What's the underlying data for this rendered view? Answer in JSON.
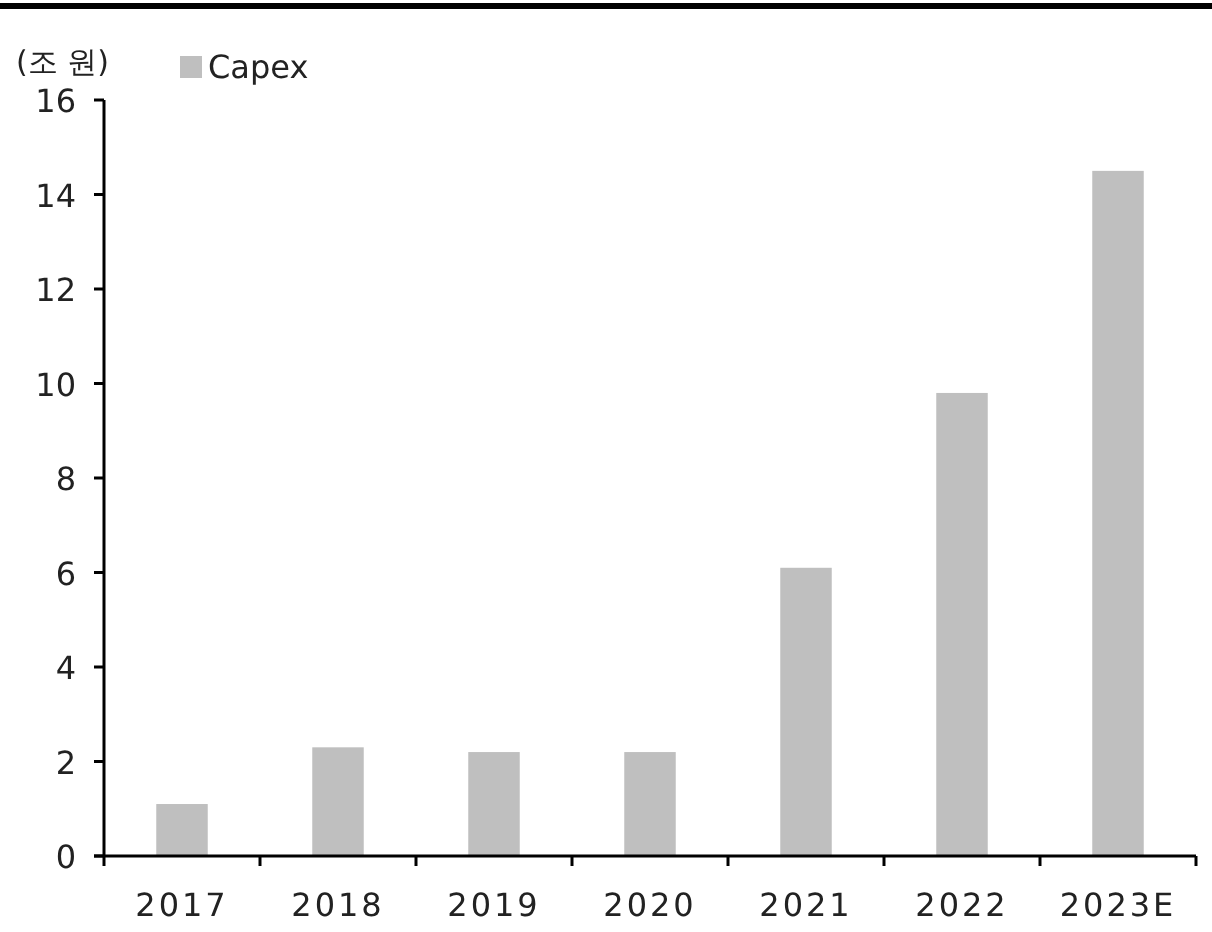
{
  "chart_data": {
    "type": "bar",
    "ylabel": "(조 원)",
    "categories": [
      "2017",
      "2018",
      "2019",
      "2020",
      "2021",
      "2022",
      "2023E"
    ],
    "series": [
      {
        "name": "Capex",
        "color": "#bfbfbf",
        "values": [
          1.1,
          2.3,
          2.2,
          2.2,
          6.1,
          9.8,
          14.5
        ]
      }
    ],
    "ylim": [
      0,
      16
    ],
    "yticks": [
      0,
      2,
      4,
      6,
      8,
      10,
      12,
      14,
      16
    ],
    "grid": false,
    "legend": "top left"
  }
}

• _EXERCISE GOAL_
Without including any picture, retype the entries exactly.

• _TASK ANSWER_
What's the underlying data for this rendered view? Answer in JSON.
{
  "chart_data": {
    "type": "bar",
    "ylabel": "(조 원)",
    "categories": [
      "2017",
      "2018",
      "2019",
      "2020",
      "2021",
      "2022",
      "2023E"
    ],
    "series": [
      {
        "name": "Capex",
        "color": "#bfbfbf",
        "values": [
          1.1,
          2.3,
          2.2,
          2.2,
          6.1,
          9.8,
          14.5
        ]
      }
    ],
    "ylim": [
      0,
      16
    ],
    "yticks": [
      0,
      2,
      4,
      6,
      8,
      10,
      12,
      14,
      16
    ],
    "grid": false,
    "legend": "top left"
  }
}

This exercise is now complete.